Stated exercise: Copy out every record below exactly as written, but leave out any pictures.

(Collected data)

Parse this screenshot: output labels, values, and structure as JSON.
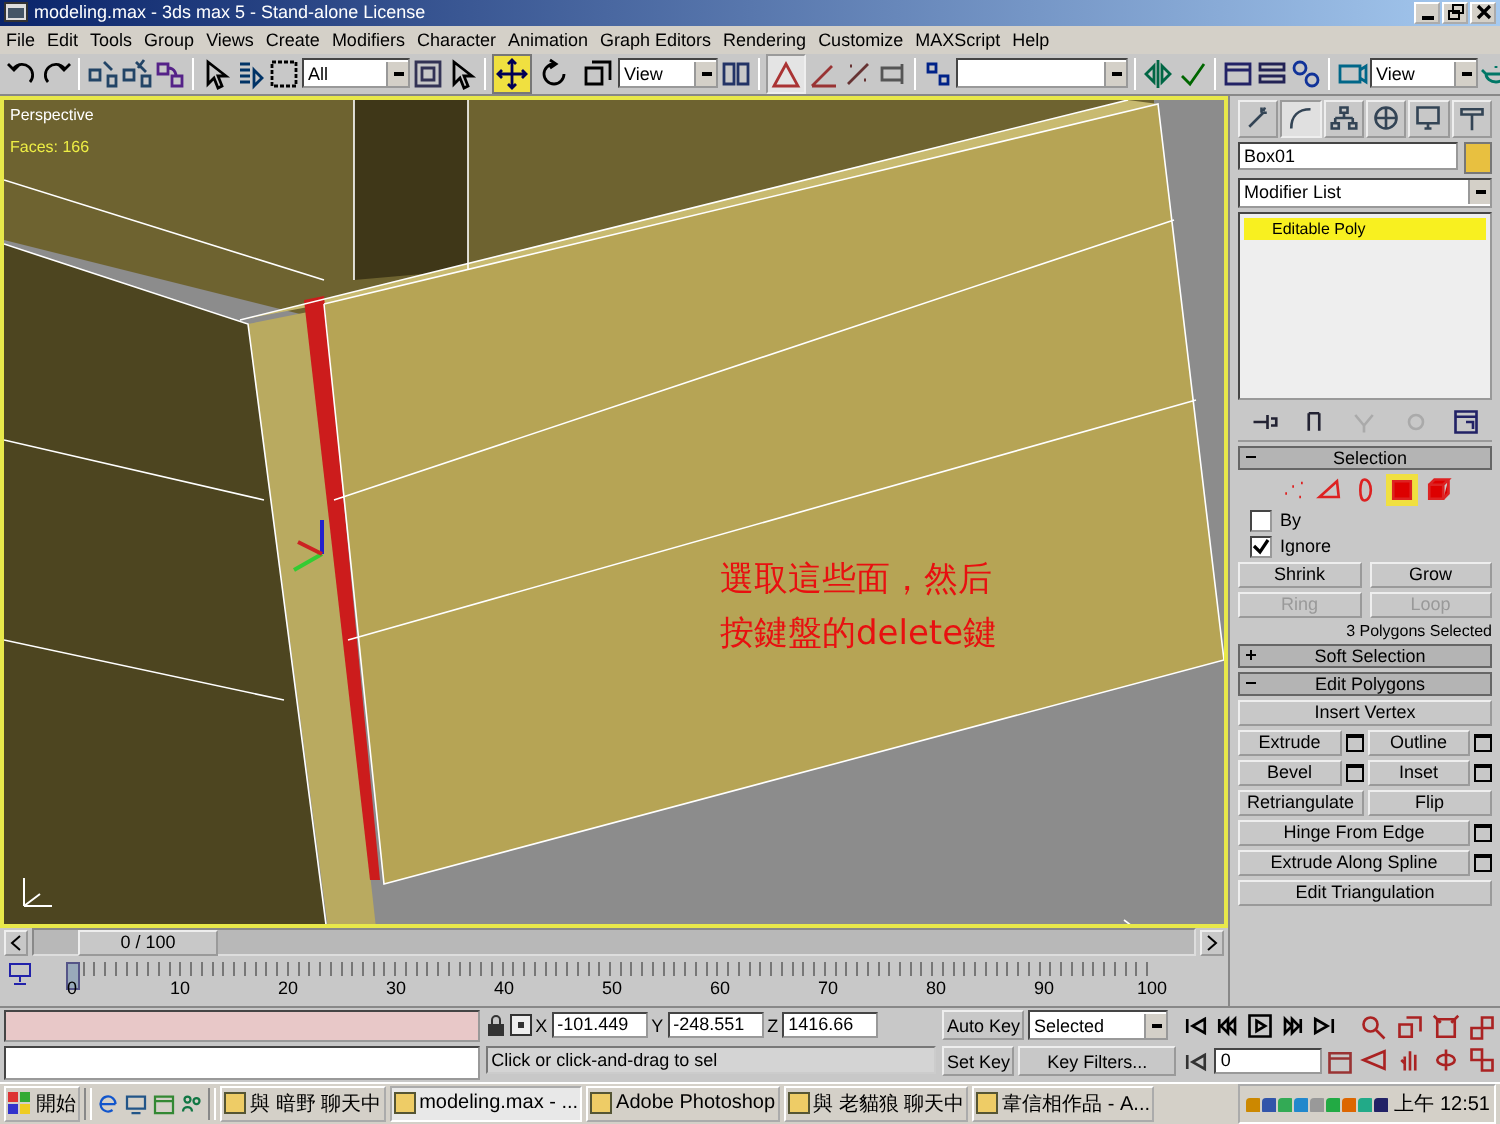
{
  "window": {
    "title": "modeling.max - 3ds max 5 - Stand-alone License"
  },
  "menu": [
    "File",
    "Edit",
    "Tools",
    "Group",
    "Views",
    "Create",
    "Modifiers",
    "Character",
    "Animation",
    "Graph Editors",
    "Rendering",
    "Customize",
    "MAXScript",
    "Help"
  ],
  "toolbar": {
    "selection_filter": "All",
    "transform_tools": [
      {
        "kind": "move",
        "selected": true
      },
      {
        "kind": "rotate",
        "selected": false
      },
      {
        "kind": "scale",
        "selected": false
      }
    ],
    "reference_coord": "View",
    "snap_toggle": {
      "on": true
    },
    "render_view": "View"
  },
  "viewport": {
    "label": "Perspective",
    "stats": "Faces: 166",
    "annotation": [
      "選取這些面，然后",
      "按鍵盤的delete鍵"
    ]
  },
  "command_panel": {
    "tabs": [
      {
        "kind": "create",
        "selected": false
      },
      {
        "kind": "modify",
        "selected": true
      },
      {
        "kind": "hierarchy",
        "selected": false
      },
      {
        "kind": "motion",
        "selected": false
      },
      {
        "kind": "display",
        "selected": false
      },
      {
        "kind": "utilities",
        "selected": false
      }
    ],
    "object_name": "Box01",
    "modifier_list": "Modifier List",
    "stack": [
      {
        "label": "Editable Poly",
        "selected": true
      }
    ],
    "selection": {
      "title": "Selection",
      "expanded": true,
      "subobject_levels": [
        {
          "kind": "vertex",
          "selected": false
        },
        {
          "kind": "edge",
          "selected": false
        },
        {
          "kind": "border",
          "selected": false
        },
        {
          "kind": "polygon",
          "selected": true
        },
        {
          "kind": "element",
          "selected": false
        }
      ],
      "options": [
        {
          "label": "By",
          "checked": false
        },
        {
          "label": "Ignore",
          "checked": true
        }
      ],
      "buttons": [
        {
          "label": "Shrink",
          "disabled": false
        },
        {
          "label": "Grow",
          "disabled": false
        },
        {
          "label": "Ring",
          "disabled": true
        },
        {
          "label": "Loop",
          "disabled": true
        }
      ],
      "status": "3 Polygons Selected"
    },
    "soft_selection": {
      "title": "Soft Selection",
      "expanded": false
    },
    "edit_polygons": {
      "title": "Edit Polygons",
      "expanded": true,
      "rows": [
        [
          {
            "label": "Insert Vertex",
            "settings": false
          }
        ],
        [
          {
            "label": "Extrude",
            "settings": true
          },
          {
            "label": "Outline",
            "settings": true
          }
        ],
        [
          {
            "label": "Bevel",
            "settings": true
          },
          {
            "label": "Inset",
            "settings": true
          }
        ],
        [
          {
            "label": "Retriangulate",
            "settings": false
          },
          {
            "label": "Flip",
            "settings": false
          }
        ],
        [
          {
            "label": "Hinge From Edge",
            "settings": true
          }
        ],
        [
          {
            "label": "Extrude Along Spline",
            "settings": true
          }
        ],
        [
          {
            "label": "Edit Triangulation",
            "settings": false
          }
        ]
      ]
    }
  },
  "time_slider": {
    "label": "0 / 100",
    "ticks": [
      "0",
      "10",
      "20",
      "30",
      "40",
      "50",
      "60",
      "70",
      "80",
      "90",
      "100"
    ]
  },
  "status_bar": {
    "prompt": "Click or click-and-drag to sel",
    "coords": [
      {
        "axis": "X",
        "value": "-101.449"
      },
      {
        "axis": "Y",
        "value": "-248.551"
      },
      {
        "axis": "Z",
        "value": "1416.66"
      }
    ],
    "auto_key": "Auto Key",
    "key_mode": "Selected",
    "set_key": "Set Key",
    "key_filters": "Key Filters...",
    "frame": "0"
  },
  "taskbar": {
    "start": "開始",
    "tasks": [
      {
        "label": "與 暗野 聊天中",
        "selected": false
      },
      {
        "label": "modeling.max - ...",
        "selected": true
      },
      {
        "label": "Adobe Photoshop",
        "selected": false
      },
      {
        "label": "與 老貓狼 聊天中",
        "selected": false
      },
      {
        "label": "韋信相作品 - A...",
        "selected": false
      }
    ],
    "clock": "上午 12:51"
  }
}
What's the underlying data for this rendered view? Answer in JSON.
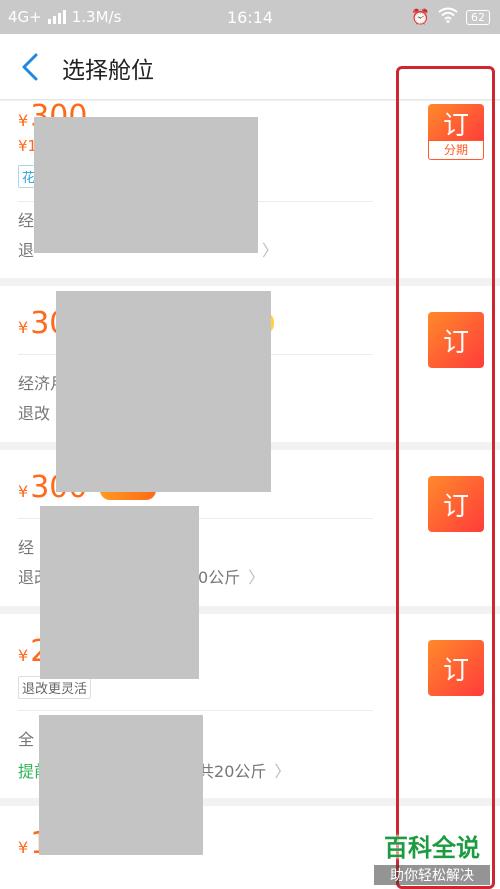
{
  "status_bar": {
    "network": "4G+",
    "speed": "1.3M/s",
    "time": "16:14",
    "battery": "62"
  },
  "nav": {
    "title": "选择舱位"
  },
  "cards": [
    {
      "price_symbol": "¥",
      "price": "300",
      "sub_price": "¥1",
      "tag": "花",
      "cabin": "经",
      "rule": "退",
      "book_label": "订",
      "installment": "分期"
    },
    {
      "price_symbol": "¥",
      "price": "30",
      "cabin": "经济月",
      "rule": "退改",
      "book_label": "订"
    },
    {
      "price_symbol": "¥",
      "price": "300",
      "cabin": "经",
      "rule": "退改",
      "rule_tail": "0公斤",
      "book_label": "订"
    },
    {
      "price_symbol": "¥",
      "price": "2",
      "tag": "退改更灵活",
      "cabin": "全",
      "rule": "提前",
      "rule_tail": "共20公斤",
      "book_label": "订"
    },
    {
      "price_symbol": "¥",
      "price": "1"
    }
  ],
  "watermark": {
    "line1": "百科全说",
    "line2": "助你轻松解决"
  },
  "colors": {
    "price": "#ff6a1a",
    "button": "#ff5a2a",
    "highlight": "#d0262f"
  }
}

Response to the exercise:
Parse this screenshot: output labels, values, and structure as JSON.
{
  "window": {
    "title": "modeling.max - 3ds max 5 - Stand-alone License"
  },
  "menu": [
    "File",
    "Edit",
    "Tools",
    "Group",
    "Views",
    "Create",
    "Modifiers",
    "Character",
    "Animation",
    "Graph Editors",
    "Rendering",
    "Customize",
    "MAXScript",
    "Help"
  ],
  "toolbar": {
    "selection_filter": "All",
    "transform_tools": [
      {
        "kind": "move",
        "selected": true
      },
      {
        "kind": "rotate",
        "selected": false
      },
      {
        "kind": "scale",
        "selected": false
      }
    ],
    "reference_coord": "View",
    "snap_toggle": {
      "on": true
    },
    "render_view": "View"
  },
  "viewport": {
    "label": "Perspective",
    "stats": "Faces: 166",
    "annotation": [
      "選取這些面，然后",
      "按鍵盤的delete鍵"
    ]
  },
  "command_panel": {
    "tabs": [
      {
        "kind": "create",
        "selected": false
      },
      {
        "kind": "modify",
        "selected": true
      },
      {
        "kind": "hierarchy",
        "selected": false
      },
      {
        "kind": "motion",
        "selected": false
      },
      {
        "kind": "display",
        "selected": false
      },
      {
        "kind": "utilities",
        "selected": false
      }
    ],
    "object_name": "Box01",
    "modifier_list": "Modifier List",
    "stack": [
      {
        "label": "Editable Poly",
        "selected": true
      }
    ],
    "selection": {
      "title": "Selection",
      "expanded": true,
      "subobject_levels": [
        {
          "kind": "vertex",
          "selected": false
        },
        {
          "kind": "edge",
          "selected": false
        },
        {
          "kind": "border",
          "selected": false
        },
        {
          "kind": "polygon",
          "selected": true
        },
        {
          "kind": "element",
          "selected": false
        }
      ],
      "options": [
        {
          "label": "By",
          "checked": false
        },
        {
          "label": "Ignore",
          "checked": true
        }
      ],
      "buttons": [
        {
          "label": "Shrink",
          "disabled": false
        },
        {
          "label": "Grow",
          "disabled": false
        },
        {
          "label": "Ring",
          "disabled": true
        },
        {
          "label": "Loop",
          "disabled": true
        }
      ],
      "status": "3 Polygons Selected"
    },
    "soft_selection": {
      "title": "Soft Selection",
      "expanded": false
    },
    "edit_polygons": {
      "title": "Edit Polygons",
      "expanded": true,
      "rows": [
        [
          {
            "label": "Insert Vertex",
            "settings": false
          }
        ],
        [
          {
            "label": "Extrude",
            "settings": true
          },
          {
            "label": "Outline",
            "settings": true
          }
        ],
        [
          {
            "label": "Bevel",
            "settings": true
          },
          {
            "label": "Inset",
            "settings": true
          }
        ],
        [
          {
            "label": "Retriangulate",
            "settings": false
          },
          {
            "label": "Flip",
            "settings": false
          }
        ],
        [
          {
            "label": "Hinge From Edge",
            "settings": true
          }
        ],
        [
          {
            "label": "Extrude Along Spline",
            "settings": true
          }
        ],
        [
          {
            "label": "Edit Triangulation",
            "settings": false
          }
        ]
      ]
    }
  },
  "time_slider": {
    "label": "0 / 100",
    "ticks": [
      "0",
      "10",
      "20",
      "30",
      "40",
      "50",
      "60",
      "70",
      "80",
      "90",
      "100"
    ]
  },
  "status_bar": {
    "prompt": "Click or click-and-drag to sel",
    "coords": [
      {
        "axis": "X",
        "value": "-101.449"
      },
      {
        "axis": "Y",
        "value": "-248.551"
      },
      {
        "axis": "Z",
        "value": "1416.66"
      }
    ],
    "auto_key": "Auto Key",
    "key_mode": "Selected",
    "set_key": "Set Key",
    "key_filters": "Key Filters...",
    "frame": "0"
  },
  "taskbar": {
    "start": "開始",
    "tasks": [
      {
        "label": "與 暗野 聊天中",
        "selected": false
      },
      {
        "label": "modeling.max - ...",
        "selected": true
      },
      {
        "label": "Adobe Photoshop",
        "selected": false
      },
      {
        "label": "與 老貓狼 聊天中",
        "selected": false
      },
      {
        "label": "韋信相作品 - A...",
        "selected": false
      }
    ],
    "clock": "上午 12:51"
  }
}
What's the underlying data for this rendered view? Answer in JSON.
{
  "status_bar": {
    "network": "4G+",
    "speed": "1.3M/s",
    "time": "16:14",
    "battery": "62"
  },
  "nav": {
    "title": "选择舱位"
  },
  "cards": [
    {
      "price_symbol": "¥",
      "price": "300",
      "sub_price": "¥1",
      "tag": "花",
      "cabin": "经",
      "rule": "退",
      "book_label": "订",
      "installment": "分期"
    },
    {
      "price_symbol": "¥",
      "price": "30",
      "cabin": "经济月",
      "rule": "退改",
      "book_label": "订"
    },
    {
      "price_symbol": "¥",
      "price": "300",
      "cabin": "经",
      "rule": "退改",
      "rule_tail": "0公斤",
      "book_label": "订"
    },
    {
      "price_symbol": "¥",
      "price": "2",
      "tag": "退改更灵活",
      "cabin": "全",
      "rule": "提前",
      "rule_tail": "共20公斤",
      "book_label": "订"
    },
    {
      "price_symbol": "¥",
      "price": "1"
    }
  ],
  "watermark": {
    "line1": "百科全说",
    "line2": "助你轻松解决"
  },
  "colors": {
    "price": "#ff6a1a",
    "button": "#ff5a2a",
    "highlight": "#d0262f"
  }
}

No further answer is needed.